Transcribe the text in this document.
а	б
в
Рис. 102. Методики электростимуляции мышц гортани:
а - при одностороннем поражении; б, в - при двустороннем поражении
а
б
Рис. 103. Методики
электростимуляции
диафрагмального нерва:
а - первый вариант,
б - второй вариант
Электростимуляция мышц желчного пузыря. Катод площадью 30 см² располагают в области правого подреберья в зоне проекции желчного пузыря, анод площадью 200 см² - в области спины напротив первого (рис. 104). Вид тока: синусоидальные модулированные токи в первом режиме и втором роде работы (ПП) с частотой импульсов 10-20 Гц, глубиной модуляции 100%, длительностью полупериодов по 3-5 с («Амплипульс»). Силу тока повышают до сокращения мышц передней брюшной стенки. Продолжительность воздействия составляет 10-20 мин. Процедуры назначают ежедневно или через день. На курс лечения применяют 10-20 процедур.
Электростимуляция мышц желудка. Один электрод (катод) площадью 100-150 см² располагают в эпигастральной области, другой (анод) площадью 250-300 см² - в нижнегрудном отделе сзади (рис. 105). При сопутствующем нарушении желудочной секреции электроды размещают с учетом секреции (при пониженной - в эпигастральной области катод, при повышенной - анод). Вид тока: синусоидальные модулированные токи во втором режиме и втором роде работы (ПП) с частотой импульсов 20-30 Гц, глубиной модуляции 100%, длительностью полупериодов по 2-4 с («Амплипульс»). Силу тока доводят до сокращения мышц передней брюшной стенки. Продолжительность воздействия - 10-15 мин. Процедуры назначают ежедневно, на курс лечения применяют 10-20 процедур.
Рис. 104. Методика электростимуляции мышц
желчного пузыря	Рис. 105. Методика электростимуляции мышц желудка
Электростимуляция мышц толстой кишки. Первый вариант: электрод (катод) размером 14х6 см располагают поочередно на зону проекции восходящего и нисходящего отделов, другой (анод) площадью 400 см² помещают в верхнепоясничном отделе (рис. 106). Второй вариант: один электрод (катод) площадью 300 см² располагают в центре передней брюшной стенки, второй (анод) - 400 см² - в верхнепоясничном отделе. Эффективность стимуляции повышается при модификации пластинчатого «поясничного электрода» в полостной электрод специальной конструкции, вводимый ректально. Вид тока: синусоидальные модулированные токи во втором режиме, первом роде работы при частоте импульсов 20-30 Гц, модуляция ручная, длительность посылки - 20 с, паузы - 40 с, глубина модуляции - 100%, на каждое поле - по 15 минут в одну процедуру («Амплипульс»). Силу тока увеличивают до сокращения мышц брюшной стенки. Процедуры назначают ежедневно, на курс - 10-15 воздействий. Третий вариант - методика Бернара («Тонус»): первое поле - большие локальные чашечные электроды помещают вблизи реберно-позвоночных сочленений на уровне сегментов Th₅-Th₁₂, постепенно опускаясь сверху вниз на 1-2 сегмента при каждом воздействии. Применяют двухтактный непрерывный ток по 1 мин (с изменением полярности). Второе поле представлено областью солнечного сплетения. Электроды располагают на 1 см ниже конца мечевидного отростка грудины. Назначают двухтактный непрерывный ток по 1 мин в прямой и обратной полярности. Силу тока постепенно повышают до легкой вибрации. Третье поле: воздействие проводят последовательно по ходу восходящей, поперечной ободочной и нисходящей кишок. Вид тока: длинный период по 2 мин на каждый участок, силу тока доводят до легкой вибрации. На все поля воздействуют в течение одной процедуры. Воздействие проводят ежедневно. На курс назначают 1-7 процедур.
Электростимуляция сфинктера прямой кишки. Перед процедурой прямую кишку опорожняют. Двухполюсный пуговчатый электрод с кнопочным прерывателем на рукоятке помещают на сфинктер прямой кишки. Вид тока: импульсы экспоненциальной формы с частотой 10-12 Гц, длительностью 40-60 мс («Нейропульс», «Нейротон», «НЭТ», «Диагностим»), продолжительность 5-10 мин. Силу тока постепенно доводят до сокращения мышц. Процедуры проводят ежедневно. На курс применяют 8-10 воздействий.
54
...
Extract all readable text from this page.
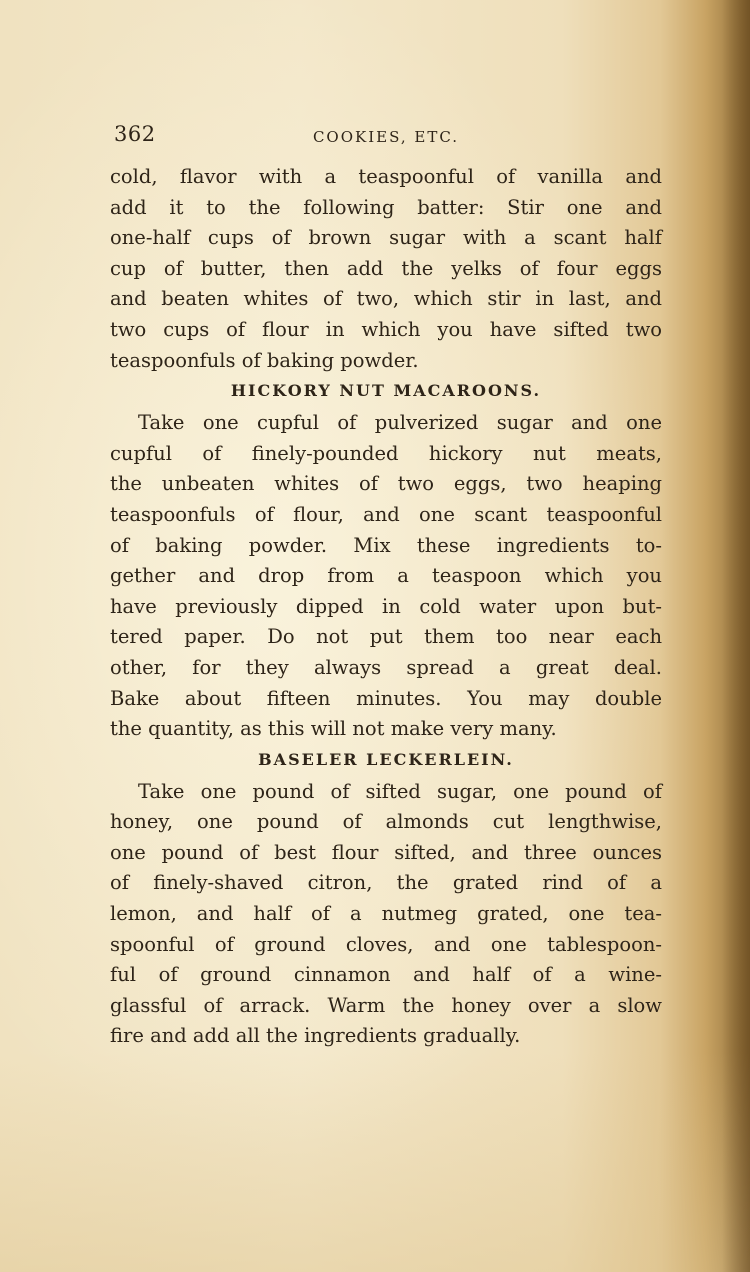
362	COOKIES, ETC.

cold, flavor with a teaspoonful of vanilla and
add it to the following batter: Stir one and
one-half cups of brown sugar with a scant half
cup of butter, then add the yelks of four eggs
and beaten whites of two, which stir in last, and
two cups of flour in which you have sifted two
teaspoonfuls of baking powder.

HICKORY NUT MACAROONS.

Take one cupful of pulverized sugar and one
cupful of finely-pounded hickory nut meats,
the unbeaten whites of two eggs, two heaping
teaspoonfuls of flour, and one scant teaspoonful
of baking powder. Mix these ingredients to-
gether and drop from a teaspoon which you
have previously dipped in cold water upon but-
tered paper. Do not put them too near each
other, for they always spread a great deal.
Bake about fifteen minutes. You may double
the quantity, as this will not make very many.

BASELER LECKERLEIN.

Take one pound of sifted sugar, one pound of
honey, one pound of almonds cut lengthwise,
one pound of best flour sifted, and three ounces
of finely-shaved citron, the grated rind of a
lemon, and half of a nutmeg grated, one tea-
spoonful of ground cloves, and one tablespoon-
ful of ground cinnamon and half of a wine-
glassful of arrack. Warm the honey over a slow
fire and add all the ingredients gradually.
...
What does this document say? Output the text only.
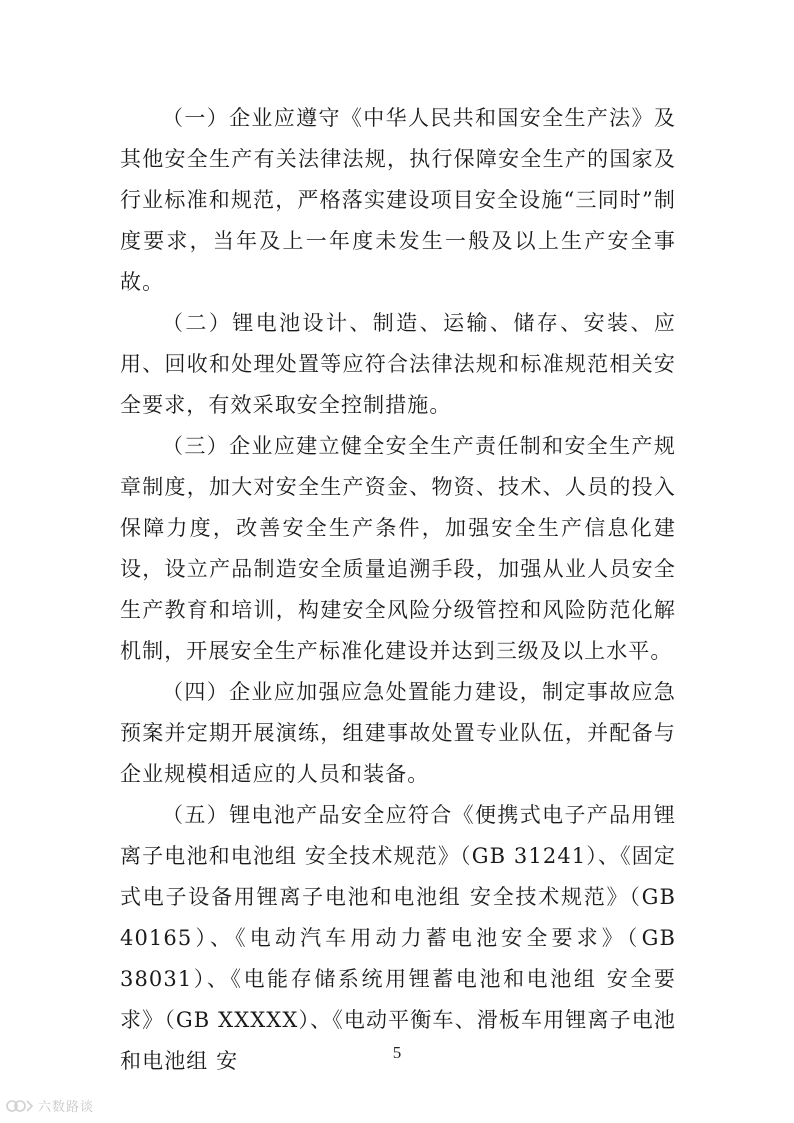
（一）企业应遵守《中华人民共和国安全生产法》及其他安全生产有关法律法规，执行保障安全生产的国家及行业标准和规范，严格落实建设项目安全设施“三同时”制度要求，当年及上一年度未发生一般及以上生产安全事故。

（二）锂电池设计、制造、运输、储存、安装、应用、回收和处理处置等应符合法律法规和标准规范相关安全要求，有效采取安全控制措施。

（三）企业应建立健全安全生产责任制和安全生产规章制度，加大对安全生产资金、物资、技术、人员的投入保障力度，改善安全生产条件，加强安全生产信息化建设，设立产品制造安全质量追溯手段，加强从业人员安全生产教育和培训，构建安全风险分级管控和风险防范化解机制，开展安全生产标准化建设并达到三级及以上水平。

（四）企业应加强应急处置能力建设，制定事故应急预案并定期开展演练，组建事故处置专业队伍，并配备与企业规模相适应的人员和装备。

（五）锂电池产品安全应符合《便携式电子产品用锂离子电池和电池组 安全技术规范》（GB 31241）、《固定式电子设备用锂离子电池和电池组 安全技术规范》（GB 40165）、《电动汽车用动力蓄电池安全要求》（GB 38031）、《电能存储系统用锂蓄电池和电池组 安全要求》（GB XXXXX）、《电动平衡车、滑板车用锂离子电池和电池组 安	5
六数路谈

**WRITTEN EXERCISE**
Find the word "полупериодов" in the entries, and copy every line it shows up in.

**THE RESPONSE**
Электростимуляция мышц желчного пузыря. Катод площадью 30 см² располагают в области правого подреберья в зоне проекции желчного пузыря, анод площадью 200 см² - в области спины напротив первого (рис. 104). Вид тока: синусоидальные модулированные токи в первом режиме и втором роде работы (ПП) с частотой импульсов 10-20 Гц, глубиной модуляции 100%, длительностью полупериодов по 3-5 с («Амплипульс»). Силу тока повышают до сокращения мышц передней брюшной стенки. Продолжительность воздействия составляет 10-20 мин. Процедуры назначают ежедневно или через день. На курс лечения применяют 10-20 процедур.
Электростимуляция мышц желудка. Один электрод (катод) площадью 100-150 см² располагают в эпигастральной области, другой (анод) площадью 250-300 см² - в нижнегрудном отделе сзади (рис. 105). При сопутствующем нарушении желудочной секреции электроды размещают с учетом секреции (при пониженной - в эпигастральной области катод, при повышенной - анод). Вид тока: синусоидальные модулированные токи во втором режиме и втором роде работы (ПП) с частотой импульсов 20-30 Гц, глубиной модуляции 100%, длительностью полупериодов по 2-4 с («Амплипульс»). Силу тока доводят до сокращения мышц передней брюшной стенки. Продолжительность воздействия - 10-15 мин. Процедуры назначают ежедневно, на курс лечения применяют 10-20 процедур.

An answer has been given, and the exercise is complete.